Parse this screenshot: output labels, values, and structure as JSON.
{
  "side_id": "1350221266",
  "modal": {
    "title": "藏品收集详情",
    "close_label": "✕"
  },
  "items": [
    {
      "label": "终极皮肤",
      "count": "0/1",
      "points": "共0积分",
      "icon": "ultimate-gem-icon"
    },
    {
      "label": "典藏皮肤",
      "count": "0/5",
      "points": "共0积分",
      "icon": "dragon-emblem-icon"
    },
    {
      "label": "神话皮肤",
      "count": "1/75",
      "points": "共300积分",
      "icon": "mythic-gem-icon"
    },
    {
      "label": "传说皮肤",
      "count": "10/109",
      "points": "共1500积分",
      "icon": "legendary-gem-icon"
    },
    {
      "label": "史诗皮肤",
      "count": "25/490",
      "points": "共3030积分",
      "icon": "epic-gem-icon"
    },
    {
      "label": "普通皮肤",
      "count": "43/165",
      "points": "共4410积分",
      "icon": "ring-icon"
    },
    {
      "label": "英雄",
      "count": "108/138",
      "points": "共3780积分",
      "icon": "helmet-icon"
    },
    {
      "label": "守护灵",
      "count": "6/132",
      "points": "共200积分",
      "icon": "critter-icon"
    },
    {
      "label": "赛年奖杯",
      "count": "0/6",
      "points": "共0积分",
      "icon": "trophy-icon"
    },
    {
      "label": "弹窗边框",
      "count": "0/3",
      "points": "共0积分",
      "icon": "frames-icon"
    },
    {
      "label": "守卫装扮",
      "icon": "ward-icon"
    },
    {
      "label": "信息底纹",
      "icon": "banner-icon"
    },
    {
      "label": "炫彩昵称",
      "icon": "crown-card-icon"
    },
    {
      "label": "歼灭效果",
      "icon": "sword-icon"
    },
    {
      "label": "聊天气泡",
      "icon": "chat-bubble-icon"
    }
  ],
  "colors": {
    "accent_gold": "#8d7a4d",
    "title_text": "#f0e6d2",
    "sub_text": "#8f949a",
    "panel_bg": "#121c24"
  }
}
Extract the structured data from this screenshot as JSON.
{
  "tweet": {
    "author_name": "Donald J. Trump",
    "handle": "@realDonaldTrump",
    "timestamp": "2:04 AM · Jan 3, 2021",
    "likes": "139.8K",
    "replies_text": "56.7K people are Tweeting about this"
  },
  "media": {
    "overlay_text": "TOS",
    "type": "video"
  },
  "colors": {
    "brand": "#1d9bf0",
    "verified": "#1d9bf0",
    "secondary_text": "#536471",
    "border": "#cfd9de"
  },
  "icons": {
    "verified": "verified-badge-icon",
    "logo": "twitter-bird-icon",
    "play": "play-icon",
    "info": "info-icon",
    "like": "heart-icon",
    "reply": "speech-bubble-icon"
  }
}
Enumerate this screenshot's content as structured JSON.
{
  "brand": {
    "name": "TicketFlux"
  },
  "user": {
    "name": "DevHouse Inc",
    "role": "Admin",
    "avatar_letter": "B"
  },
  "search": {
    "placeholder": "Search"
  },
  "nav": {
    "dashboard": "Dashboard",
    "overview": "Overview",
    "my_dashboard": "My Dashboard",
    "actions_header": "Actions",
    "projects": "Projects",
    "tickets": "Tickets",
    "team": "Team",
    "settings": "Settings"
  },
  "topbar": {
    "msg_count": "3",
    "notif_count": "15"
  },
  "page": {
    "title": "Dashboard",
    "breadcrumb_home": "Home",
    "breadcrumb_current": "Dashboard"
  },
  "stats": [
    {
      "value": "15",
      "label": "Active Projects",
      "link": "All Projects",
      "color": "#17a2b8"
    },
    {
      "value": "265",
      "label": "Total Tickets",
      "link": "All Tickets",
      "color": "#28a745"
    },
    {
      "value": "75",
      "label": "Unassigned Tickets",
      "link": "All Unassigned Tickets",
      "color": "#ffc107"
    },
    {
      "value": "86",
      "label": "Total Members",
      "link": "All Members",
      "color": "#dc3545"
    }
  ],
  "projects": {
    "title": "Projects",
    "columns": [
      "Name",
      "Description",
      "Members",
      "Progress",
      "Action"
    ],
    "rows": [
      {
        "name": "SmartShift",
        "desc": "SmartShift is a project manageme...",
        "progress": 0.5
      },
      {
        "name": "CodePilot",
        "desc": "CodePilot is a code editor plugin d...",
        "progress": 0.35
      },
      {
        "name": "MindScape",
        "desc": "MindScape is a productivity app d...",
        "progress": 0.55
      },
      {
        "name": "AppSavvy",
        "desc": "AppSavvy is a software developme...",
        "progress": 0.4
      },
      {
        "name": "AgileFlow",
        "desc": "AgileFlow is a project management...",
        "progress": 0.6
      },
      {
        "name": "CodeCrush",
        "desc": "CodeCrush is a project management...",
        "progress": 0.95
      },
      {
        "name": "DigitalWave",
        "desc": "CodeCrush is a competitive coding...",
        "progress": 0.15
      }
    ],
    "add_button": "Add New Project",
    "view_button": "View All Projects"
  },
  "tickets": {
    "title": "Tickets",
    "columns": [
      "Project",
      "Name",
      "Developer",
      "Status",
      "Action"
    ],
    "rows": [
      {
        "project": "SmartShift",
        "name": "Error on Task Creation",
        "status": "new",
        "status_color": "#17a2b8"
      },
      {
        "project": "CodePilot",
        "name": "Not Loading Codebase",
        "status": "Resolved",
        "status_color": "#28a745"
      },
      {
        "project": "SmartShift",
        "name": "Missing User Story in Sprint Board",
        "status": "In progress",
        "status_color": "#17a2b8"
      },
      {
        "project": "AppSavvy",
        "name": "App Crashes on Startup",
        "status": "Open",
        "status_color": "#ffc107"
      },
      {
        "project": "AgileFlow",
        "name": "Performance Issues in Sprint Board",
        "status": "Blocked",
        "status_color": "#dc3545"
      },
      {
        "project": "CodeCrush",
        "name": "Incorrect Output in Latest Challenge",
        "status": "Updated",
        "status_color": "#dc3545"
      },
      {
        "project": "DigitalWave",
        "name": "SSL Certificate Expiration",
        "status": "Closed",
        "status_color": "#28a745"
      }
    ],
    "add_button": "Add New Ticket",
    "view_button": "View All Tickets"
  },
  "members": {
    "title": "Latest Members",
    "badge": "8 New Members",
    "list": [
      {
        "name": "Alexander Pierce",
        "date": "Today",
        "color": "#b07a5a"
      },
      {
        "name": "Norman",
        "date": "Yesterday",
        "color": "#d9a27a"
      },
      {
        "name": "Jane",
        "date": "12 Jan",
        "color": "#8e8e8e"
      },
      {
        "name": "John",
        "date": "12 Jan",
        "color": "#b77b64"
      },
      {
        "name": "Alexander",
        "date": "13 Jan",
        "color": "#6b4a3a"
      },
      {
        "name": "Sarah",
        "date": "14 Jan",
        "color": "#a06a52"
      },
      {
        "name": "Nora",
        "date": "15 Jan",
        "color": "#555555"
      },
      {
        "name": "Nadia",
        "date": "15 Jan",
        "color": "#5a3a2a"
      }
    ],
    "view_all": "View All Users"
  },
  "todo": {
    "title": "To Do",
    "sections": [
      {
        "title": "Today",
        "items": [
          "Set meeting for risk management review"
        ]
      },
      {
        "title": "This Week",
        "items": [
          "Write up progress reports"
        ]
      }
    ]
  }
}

### Written request
Please return the data above exactly as given.

### Finished exercise
Parse this screenshot: output labels, values, and structure as JSON.
{
  "side_id": "1350221266",
  "modal": {
    "title": "藏品收集详情",
    "close_label": "✕"
  },
  "items": [
    {
      "label": "终极皮肤",
      "count": "0/1",
      "points": "共0积分",
      "icon": "ultimate-gem-icon"
    },
    {
      "label": "典藏皮肤",
      "count": "0/5",
      "points": "共0积分",
      "icon": "dragon-emblem-icon"
    },
    {
      "label": "神话皮肤",
      "count": "1/75",
      "points": "共300积分",
      "icon": "mythic-gem-icon"
    },
    {
      "label": "传说皮肤",
      "count": "10/109",
      "points": "共1500积分",
      "icon": "legendary-gem-icon"
    },
    {
      "label": "史诗皮肤",
      "count": "25/490",
      "points": "共3030积分",
      "icon": "epic-gem-icon"
    },
    {
      "label": "普通皮肤",
      "count": "43/165",
      "points": "共4410积分",
      "icon": "ring-icon"
    },
    {
      "label": "英雄",
      "count": "108/138",
      "points": "共3780积分",
      "icon": "helmet-icon"
    },
    {
      "label": "守护灵",
      "count": "6/132",
      "points": "共200积分",
      "icon": "critter-icon"
    },
    {
      "label": "赛年奖杯",
      "count": "0/6",
      "points": "共0积分",
      "icon": "trophy-icon"
    },
    {
      "label": "弹窗边框",
      "count": "0/3",
      "points": "共0积分",
      "icon": "frames-icon"
    },
    {
      "label": "守卫装扮",
      "icon": "ward-icon"
    },
    {
      "label": "信息底纹",
      "icon": "banner-icon"
    },
    {
      "label": "炫彩昵称",
      "icon": "crown-card-icon"
    },
    {
      "label": "歼灭效果",
      "icon": "sword-icon"
    },
    {
      "label": "聊天气泡",
      "icon": "chat-bubble-icon"
    }
  ],
  "colors": {
    "accent_gold": "#8d7a4d",
    "title_text": "#f0e6d2",
    "sub_text": "#8f949a",
    "panel_bg": "#121c24"
  }
}
Extract the structured data from this screenshot as JSON.
{
  "tweet": {
    "author_name": "Donald J. Trump",
    "handle": "@realDonaldTrump",
    "timestamp": "2:04 AM · Jan 3, 2021",
    "likes": "139.8K",
    "replies_text": "56.7K people are Tweeting about this"
  },
  "media": {
    "overlay_text": "TOS",
    "type": "video"
  },
  "colors": {
    "brand": "#1d9bf0",
    "verified": "#1d9bf0",
    "secondary_text": "#536471",
    "border": "#cfd9de"
  },
  "icons": {
    "verified": "verified-badge-icon",
    "logo": "twitter-bird-icon",
    "play": "play-icon",
    "info": "info-icon",
    "like": "heart-icon",
    "reply": "speech-bubble-icon"
  }
}
Enumerate this screenshot's content as structured JSON.
{
  "brand": {
    "name": "TicketFlux"
  },
  "user": {
    "name": "DevHouse Inc",
    "role": "Admin",
    "avatar_letter": "B"
  },
  "search": {
    "placeholder": "Search"
  },
  "nav": {
    "dashboard": "Dashboard",
    "overview": "Overview",
    "my_dashboard": "My Dashboard",
    "actions_header": "Actions",
    "projects": "Projects",
    "tickets": "Tickets",
    "team": "Team",
    "settings": "Settings"
  },
  "topbar": {
    "msg_count": "3",
    "notif_count": "15"
  },
  "page": {
    "title": "Dashboard",
    "breadcrumb_home": "Home",
    "breadcrumb_current": "Dashboard"
  },
  "stats": [
    {
      "value": "15",
      "label": "Active Projects",
      "link": "All Projects",
      "color": "#17a2b8"
    },
    {
      "value": "265",
      "label": "Total Tickets",
      "link": "All Tickets",
      "color": "#28a745"
    },
    {
      "value": "75",
      "label": "Unassigned Tickets",
      "link": "All Unassigned Tickets",
      "color": "#ffc107"
    },
    {
      "value": "86",
      "label": "Total Members",
      "link": "All Members",
      "color": "#dc3545"
    }
  ],
  "projects": {
    "title": "Projects",
    "columns": [
      "Name",
      "Description",
      "Members",
      "Progress",
      "Action"
    ],
    "rows": [
      {
        "name": "SmartShift",
        "desc": "SmartShift is a project manageme...",
        "progress": 0.5
      },
      {
        "name": "CodePilot",
        "desc": "CodePilot is a code editor plugin d...",
        "progress": 0.35
      },
      {
        "name": "MindScape",
        "desc": "MindScape is a productivity app d...",
        "progress": 0.55
      },
      {
        "name": "AppSavvy",
        "desc": "AppSavvy is a software developme...",
        "progress": 0.4
      },
      {
        "name": "AgileFlow",
        "desc": "AgileFlow is a project management...",
        "progress": 0.6
      },
      {
        "name": "CodeCrush",
        "desc": "CodeCrush is a project management...",
        "progress": 0.95
      },
      {
        "name": "DigitalWave",
        "desc": "CodeCrush is a competitive coding...",
        "progress": 0.15
      }
    ],
    "add_button": "Add New Project",
    "view_button": "View All Projects"
  },
  "tickets": {
    "title": "Tickets",
    "columns": [
      "Project",
      "Name",
      "Developer",
      "Status",
      "Action"
    ],
    "rows": [
      {
        "project": "SmartShift",
        "name": "Error on Task Creation",
        "status": "new",
        "status_color": "#17a2b8"
      },
      {
        "project": "CodePilot",
        "name": "Not Loading Codebase",
        "status": "Resolved",
        "status_color": "#28a745"
      },
      {
        "project": "SmartShift",
        "name": "Missing User Story in Sprint Board",
        "status": "In progress",
        "status_color": "#17a2b8"
      },
      {
        "project": "AppSavvy",
        "name": "App Crashes on Startup",
        "status": "Open",
        "status_color": "#ffc107"
      },
      {
        "project": "AgileFlow",
        "name": "Performance Issues in Sprint Board",
        "status": "Blocked",
        "status_color": "#dc3545"
      },
      {
        "project": "CodeCrush",
        "name": "Incorrect Output in Latest Challenge",
        "status": "Updated",
        "status_color": "#dc3545"
      },
      {
        "project": "DigitalWave",
        "name": "SSL Certificate Expiration",
        "status": "Closed",
        "status_color": "#28a745"
      }
    ],
    "add_button": "Add New Ticket",
    "view_button": "View All Tickets"
  },
  "members": {
    "title": "Latest Members",
    "badge": "8 New Members",
    "list": [
      {
        "name": "Alexander Pierce",
        "date": "Today",
        "color": "#b07a5a"
      },
      {
        "name": "Norman",
        "date": "Yesterday",
        "color": "#d9a27a"
      },
      {
        "name": "Jane",
        "date": "12 Jan",
        "color": "#8e8e8e"
      },
      {
        "name": "John",
        "date": "12 Jan",
        "color": "#b77b64"
      },
      {
        "name": "Alexander",
        "date": "13 Jan",
        "color": "#6b4a3a"
      },
      {
        "name": "Sarah",
        "date": "14 Jan",
        "color": "#a06a52"
      },
      {
        "name": "Nora",
        "date": "15 Jan",
        "color": "#555555"
      },
      {
        "name": "Nadia",
        "date": "15 Jan",
        "color": "#5a3a2a"
      }
    ],
    "view_all": "View All Users"
  },
  "todo": {
    "title": "To Do",
    "sections": [
      {
        "title": "Today",
        "items": [
          "Set meeting for risk management review"
        ]
      },
      {
        "title": "This Week",
        "items": [
          "Write up progress reports"
        ]
      }
    ]
  }
}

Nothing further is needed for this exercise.